**DIRECTIONS**
In the listing that follows, how many lines contain "morning"? Give the number only.

**SOURCE MATERIAL**
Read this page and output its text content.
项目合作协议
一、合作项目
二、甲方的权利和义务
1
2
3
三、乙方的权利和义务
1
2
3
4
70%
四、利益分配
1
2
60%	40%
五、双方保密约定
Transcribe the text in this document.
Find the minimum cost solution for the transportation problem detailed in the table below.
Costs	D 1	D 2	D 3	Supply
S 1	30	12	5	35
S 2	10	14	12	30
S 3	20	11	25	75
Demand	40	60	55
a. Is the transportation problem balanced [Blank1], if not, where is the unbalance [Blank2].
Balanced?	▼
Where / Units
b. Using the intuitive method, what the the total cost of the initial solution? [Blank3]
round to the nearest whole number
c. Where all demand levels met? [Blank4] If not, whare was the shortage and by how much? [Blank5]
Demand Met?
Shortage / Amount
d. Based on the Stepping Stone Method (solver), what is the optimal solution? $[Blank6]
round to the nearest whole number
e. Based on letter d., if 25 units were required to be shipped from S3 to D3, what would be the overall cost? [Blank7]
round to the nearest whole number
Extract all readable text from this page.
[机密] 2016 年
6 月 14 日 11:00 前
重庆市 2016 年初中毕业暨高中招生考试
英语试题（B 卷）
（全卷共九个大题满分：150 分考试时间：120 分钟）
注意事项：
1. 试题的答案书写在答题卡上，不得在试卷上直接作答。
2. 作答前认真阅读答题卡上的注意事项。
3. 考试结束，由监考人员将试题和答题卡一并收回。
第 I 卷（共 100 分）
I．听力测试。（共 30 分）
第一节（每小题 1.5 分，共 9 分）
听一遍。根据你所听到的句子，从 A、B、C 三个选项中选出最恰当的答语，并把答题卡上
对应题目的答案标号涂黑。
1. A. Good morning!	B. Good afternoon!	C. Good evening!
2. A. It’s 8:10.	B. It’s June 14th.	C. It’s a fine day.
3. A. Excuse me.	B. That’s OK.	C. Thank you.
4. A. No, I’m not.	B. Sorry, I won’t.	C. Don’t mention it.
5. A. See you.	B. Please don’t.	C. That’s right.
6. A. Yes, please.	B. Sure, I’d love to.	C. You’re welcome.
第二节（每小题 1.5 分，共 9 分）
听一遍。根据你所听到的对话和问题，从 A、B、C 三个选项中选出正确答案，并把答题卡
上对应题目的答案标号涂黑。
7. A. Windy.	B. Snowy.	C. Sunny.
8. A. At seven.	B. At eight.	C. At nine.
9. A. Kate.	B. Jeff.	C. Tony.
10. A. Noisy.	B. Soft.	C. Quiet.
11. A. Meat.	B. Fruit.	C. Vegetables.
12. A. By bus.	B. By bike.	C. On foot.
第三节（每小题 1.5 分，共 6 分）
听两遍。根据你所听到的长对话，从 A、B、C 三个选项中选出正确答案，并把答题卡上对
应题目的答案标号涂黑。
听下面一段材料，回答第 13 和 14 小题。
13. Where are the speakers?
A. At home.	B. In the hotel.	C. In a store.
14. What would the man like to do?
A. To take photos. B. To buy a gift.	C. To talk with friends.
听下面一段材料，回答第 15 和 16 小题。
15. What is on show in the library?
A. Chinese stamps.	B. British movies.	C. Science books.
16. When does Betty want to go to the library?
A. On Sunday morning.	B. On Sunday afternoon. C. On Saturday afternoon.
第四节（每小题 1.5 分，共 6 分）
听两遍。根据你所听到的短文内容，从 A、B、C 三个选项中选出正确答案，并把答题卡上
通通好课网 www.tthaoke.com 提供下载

**FINAL RESULT**
2